* TASK STATEMENT *
Collect all lines from the listing that include the string "user".

* ITEMS *
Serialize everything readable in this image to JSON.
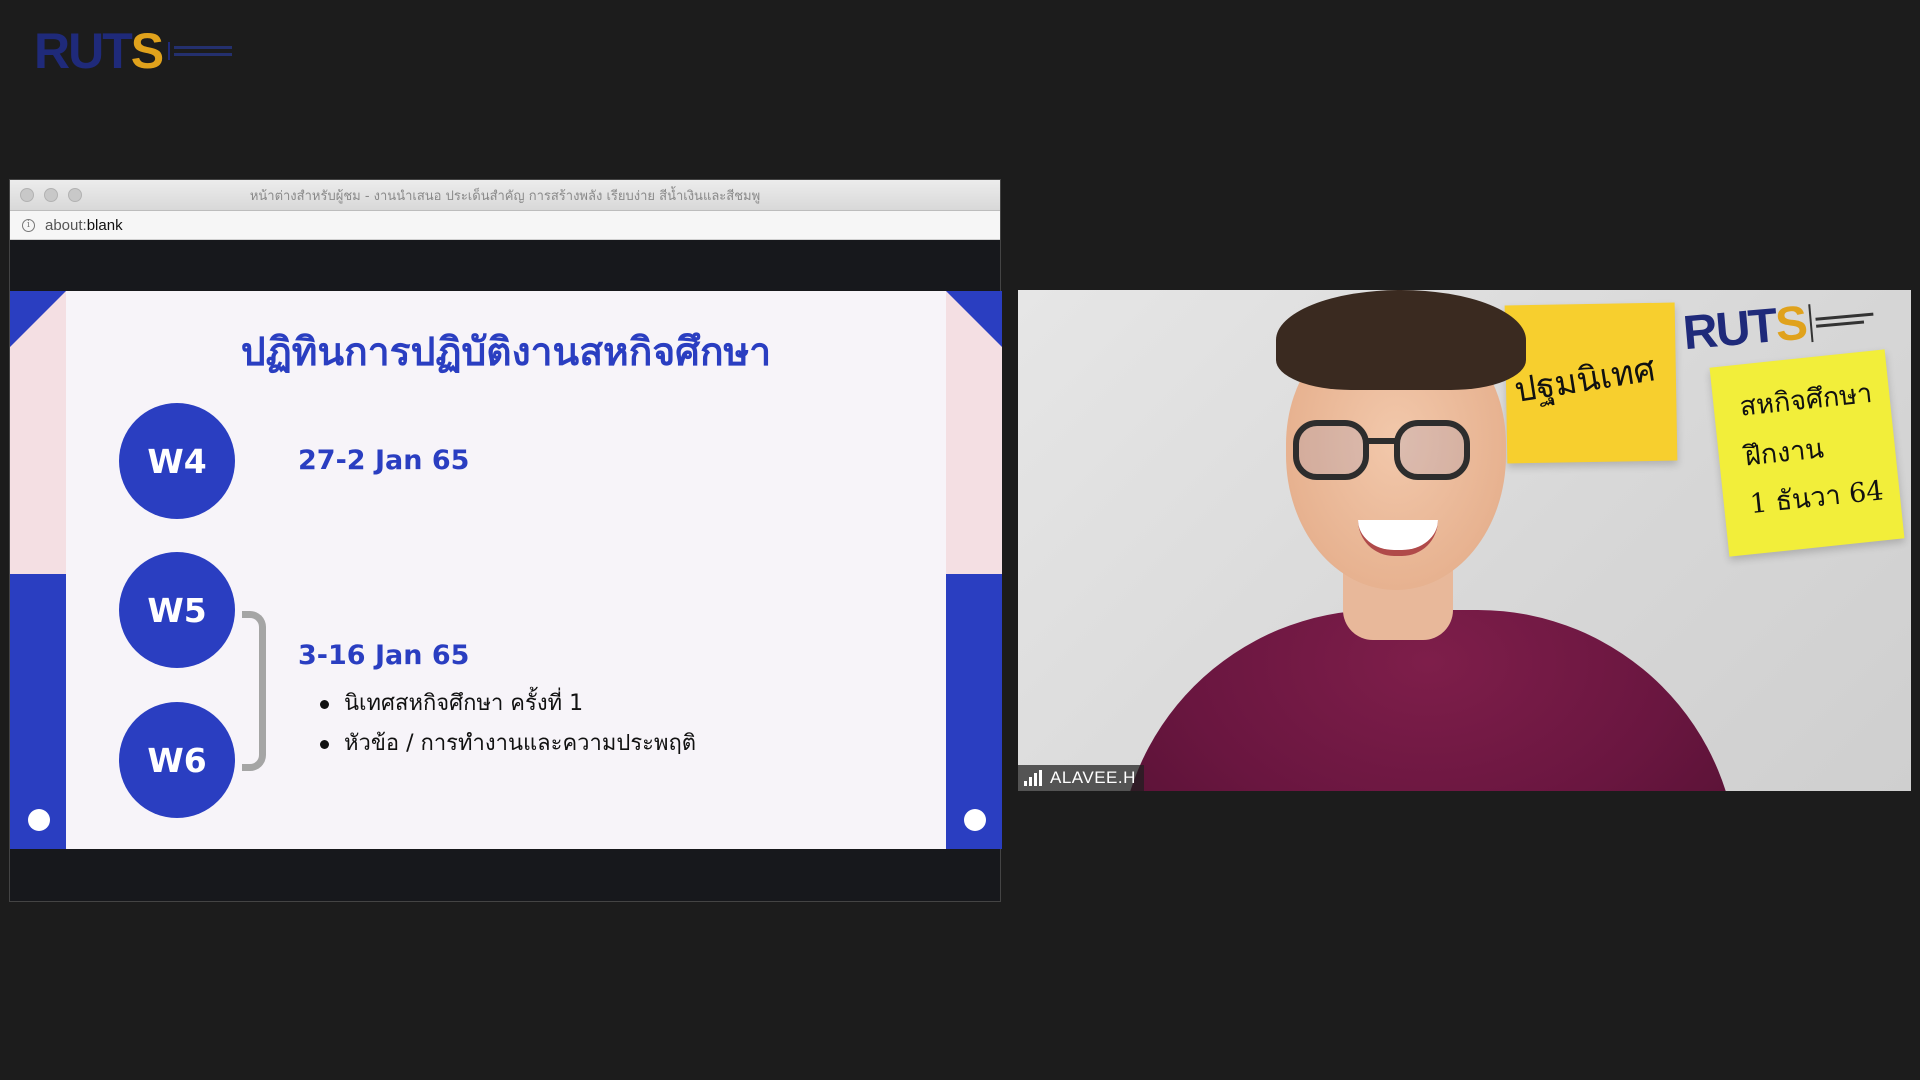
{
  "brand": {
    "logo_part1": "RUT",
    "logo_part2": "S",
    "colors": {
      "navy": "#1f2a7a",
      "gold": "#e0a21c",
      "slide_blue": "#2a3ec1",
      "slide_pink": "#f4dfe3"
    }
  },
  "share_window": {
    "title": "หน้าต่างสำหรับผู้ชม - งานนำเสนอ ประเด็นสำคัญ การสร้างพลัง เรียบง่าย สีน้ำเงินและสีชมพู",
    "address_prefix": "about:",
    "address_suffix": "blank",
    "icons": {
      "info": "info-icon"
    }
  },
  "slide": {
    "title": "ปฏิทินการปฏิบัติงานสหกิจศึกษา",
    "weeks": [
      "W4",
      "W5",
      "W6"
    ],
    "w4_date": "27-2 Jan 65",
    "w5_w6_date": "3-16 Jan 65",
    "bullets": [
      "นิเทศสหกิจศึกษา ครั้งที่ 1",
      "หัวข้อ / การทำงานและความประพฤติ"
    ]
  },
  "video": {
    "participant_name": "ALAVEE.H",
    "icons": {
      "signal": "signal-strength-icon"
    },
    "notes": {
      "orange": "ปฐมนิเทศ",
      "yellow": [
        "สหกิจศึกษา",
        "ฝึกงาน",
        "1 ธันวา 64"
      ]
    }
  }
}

--

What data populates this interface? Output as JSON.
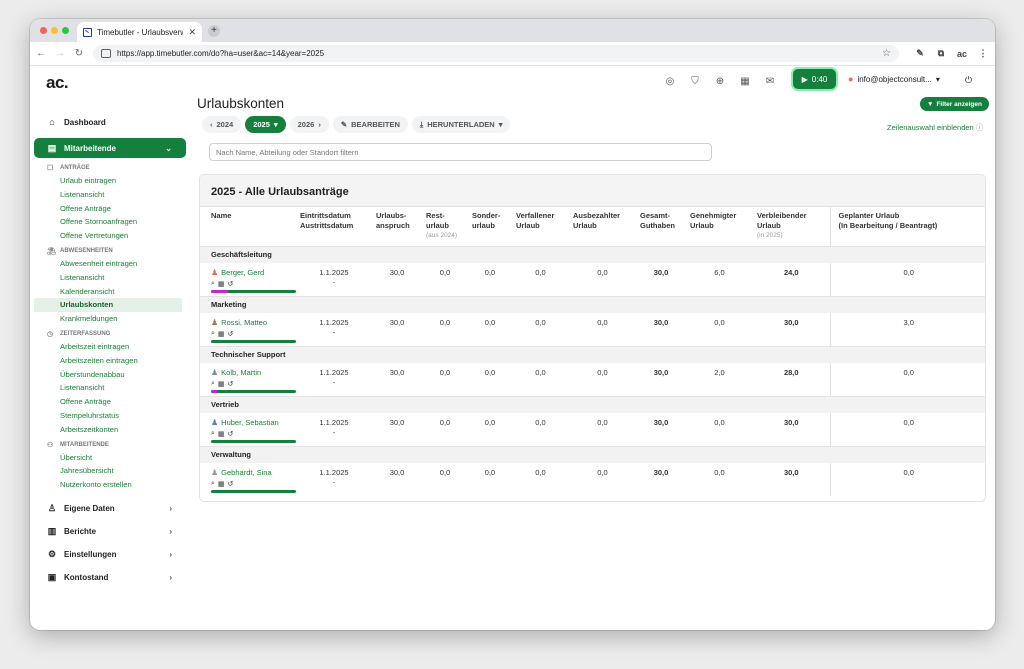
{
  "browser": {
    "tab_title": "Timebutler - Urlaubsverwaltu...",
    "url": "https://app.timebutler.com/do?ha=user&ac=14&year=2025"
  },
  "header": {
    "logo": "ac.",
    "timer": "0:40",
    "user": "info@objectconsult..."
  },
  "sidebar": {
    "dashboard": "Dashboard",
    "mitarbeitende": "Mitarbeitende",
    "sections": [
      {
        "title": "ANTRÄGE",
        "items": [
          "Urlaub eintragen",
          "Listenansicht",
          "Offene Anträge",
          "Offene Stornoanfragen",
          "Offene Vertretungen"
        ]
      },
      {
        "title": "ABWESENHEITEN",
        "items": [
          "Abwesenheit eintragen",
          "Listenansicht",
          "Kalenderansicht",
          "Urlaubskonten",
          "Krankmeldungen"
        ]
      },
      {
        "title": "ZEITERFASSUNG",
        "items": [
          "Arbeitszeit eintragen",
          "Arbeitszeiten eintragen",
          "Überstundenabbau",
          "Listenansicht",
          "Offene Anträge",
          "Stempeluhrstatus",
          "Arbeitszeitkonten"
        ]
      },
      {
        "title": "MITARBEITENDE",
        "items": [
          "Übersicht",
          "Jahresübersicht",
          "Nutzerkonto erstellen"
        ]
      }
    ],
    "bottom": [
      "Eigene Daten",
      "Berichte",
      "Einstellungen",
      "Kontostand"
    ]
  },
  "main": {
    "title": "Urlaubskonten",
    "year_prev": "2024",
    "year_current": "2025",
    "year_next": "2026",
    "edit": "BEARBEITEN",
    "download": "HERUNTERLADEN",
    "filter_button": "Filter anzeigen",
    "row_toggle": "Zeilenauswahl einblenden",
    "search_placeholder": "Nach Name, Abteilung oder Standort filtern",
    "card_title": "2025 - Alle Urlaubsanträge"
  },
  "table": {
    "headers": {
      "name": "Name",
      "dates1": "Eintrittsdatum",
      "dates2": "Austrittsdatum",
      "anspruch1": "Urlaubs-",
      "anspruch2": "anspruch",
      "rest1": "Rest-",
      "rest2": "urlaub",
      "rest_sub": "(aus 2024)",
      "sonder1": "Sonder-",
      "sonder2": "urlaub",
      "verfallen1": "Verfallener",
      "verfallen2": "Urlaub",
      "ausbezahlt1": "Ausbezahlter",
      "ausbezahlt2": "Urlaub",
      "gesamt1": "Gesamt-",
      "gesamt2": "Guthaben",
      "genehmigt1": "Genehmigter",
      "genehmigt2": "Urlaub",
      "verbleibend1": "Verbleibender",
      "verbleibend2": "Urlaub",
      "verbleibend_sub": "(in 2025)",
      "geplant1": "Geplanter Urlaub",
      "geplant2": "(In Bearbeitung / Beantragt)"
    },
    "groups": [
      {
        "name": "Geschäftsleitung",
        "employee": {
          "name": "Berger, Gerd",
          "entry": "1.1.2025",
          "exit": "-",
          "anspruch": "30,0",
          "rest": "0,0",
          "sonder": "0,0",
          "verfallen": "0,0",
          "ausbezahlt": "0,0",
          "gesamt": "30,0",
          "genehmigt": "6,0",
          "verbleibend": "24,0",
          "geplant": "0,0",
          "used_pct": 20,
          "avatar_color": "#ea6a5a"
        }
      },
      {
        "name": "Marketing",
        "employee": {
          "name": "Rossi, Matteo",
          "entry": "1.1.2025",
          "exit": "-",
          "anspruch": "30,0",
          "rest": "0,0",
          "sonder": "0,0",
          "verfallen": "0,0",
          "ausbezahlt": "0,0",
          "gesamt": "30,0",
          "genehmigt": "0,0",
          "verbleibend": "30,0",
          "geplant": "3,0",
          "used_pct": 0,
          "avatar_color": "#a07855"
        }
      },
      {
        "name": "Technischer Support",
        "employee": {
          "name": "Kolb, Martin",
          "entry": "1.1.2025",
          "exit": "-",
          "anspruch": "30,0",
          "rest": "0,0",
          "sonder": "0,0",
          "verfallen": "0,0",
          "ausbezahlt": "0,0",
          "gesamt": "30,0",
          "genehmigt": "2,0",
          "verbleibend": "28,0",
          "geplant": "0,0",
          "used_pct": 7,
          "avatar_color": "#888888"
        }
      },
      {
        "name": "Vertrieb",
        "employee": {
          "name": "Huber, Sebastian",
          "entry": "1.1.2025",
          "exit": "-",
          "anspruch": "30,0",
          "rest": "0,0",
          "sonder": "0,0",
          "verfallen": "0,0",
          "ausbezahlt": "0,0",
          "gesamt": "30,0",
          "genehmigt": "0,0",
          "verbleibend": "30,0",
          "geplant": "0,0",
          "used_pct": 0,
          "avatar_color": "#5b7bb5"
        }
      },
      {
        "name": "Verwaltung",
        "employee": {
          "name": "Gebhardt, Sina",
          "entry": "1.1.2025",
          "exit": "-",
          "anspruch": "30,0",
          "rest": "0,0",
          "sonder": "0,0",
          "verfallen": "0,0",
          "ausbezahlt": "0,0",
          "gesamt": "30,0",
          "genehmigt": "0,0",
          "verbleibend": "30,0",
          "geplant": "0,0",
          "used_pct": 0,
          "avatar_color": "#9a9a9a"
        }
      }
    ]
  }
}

---

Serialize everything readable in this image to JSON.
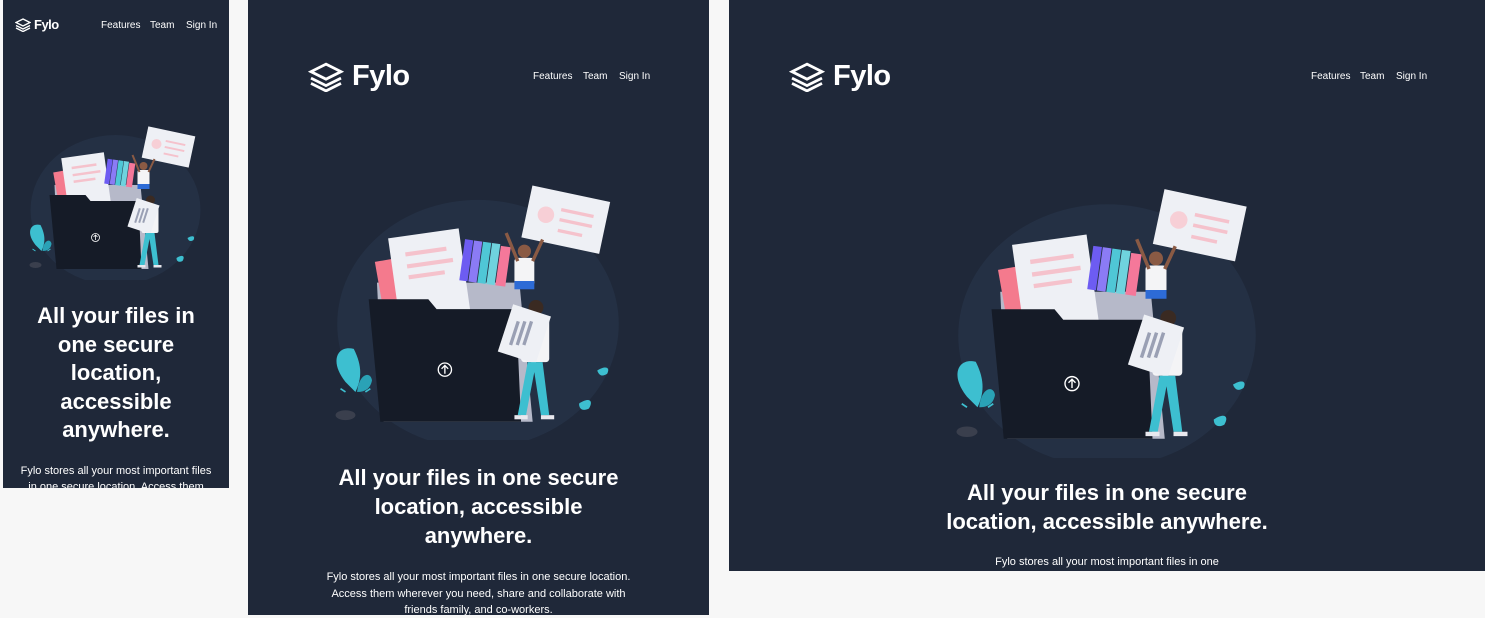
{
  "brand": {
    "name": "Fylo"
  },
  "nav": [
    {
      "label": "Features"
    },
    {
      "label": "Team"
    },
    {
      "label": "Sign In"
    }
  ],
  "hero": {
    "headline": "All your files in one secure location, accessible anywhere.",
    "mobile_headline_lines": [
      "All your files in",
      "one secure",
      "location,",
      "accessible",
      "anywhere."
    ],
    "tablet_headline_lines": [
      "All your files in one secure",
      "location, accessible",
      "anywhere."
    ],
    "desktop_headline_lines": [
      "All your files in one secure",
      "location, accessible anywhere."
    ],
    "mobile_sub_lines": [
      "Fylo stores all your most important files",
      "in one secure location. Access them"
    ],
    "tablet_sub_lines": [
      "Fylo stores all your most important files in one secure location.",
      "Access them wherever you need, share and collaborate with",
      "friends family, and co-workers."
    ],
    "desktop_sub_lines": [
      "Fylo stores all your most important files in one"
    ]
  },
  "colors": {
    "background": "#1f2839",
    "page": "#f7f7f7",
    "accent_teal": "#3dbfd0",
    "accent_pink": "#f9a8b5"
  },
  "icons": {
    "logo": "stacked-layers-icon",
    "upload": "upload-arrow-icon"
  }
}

* WRITTEN RESPONSE *
    "url": "https://app.timebutler.com/do?ha=user&ac=14&year=2025"
    "user": "info@objectconsult..."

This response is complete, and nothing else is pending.